Type every record exactly as it appears.

Rows from a figure dataset
-- Begin --

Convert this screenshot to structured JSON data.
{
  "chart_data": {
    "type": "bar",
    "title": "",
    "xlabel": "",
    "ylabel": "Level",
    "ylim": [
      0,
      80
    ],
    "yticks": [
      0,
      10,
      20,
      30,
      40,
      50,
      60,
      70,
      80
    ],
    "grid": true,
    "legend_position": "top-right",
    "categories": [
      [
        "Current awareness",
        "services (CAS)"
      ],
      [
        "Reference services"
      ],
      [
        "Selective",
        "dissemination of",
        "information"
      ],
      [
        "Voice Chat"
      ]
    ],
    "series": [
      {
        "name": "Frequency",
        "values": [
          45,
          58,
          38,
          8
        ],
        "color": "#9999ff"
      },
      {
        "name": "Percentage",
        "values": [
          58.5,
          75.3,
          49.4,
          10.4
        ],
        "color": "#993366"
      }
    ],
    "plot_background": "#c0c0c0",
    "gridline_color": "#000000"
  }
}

-- End --

## TASK ANSWER
Convert this screenshot to structured JSON data.
{
  "chart_data": {
    "type": "bar",
    "title": "",
    "xlabel": "",
    "ylabel": "Level",
    "ylim": [
      0,
      80
    ],
    "yticks": [
      0,
      10,
      20,
      30,
      40,
      50,
      60,
      70,
      80
    ],
    "grid": true,
    "legend_position": "top-right",
    "categories": [
      [
        "Current awareness",
        "services (CAS)"
      ],
      [
        "Reference services"
      ],
      [
        "Selective",
        "dissemination of",
        "information"
      ],
      [
        "Voice Chat"
      ]
    ],
    "series": [
      {
        "name": "Frequency",
        "values": [
          45,
          58,
          38,
          8
        ],
        "color": "#9999ff"
      },
      {
        "name": "Percentage",
        "values": [
          58.5,
          75.3,
          49.4,
          10.4
        ],
        "color": "#993366"
      }
    ],
    "plot_background": "#c0c0c0",
    "gridline_color": "#000000"
  }
}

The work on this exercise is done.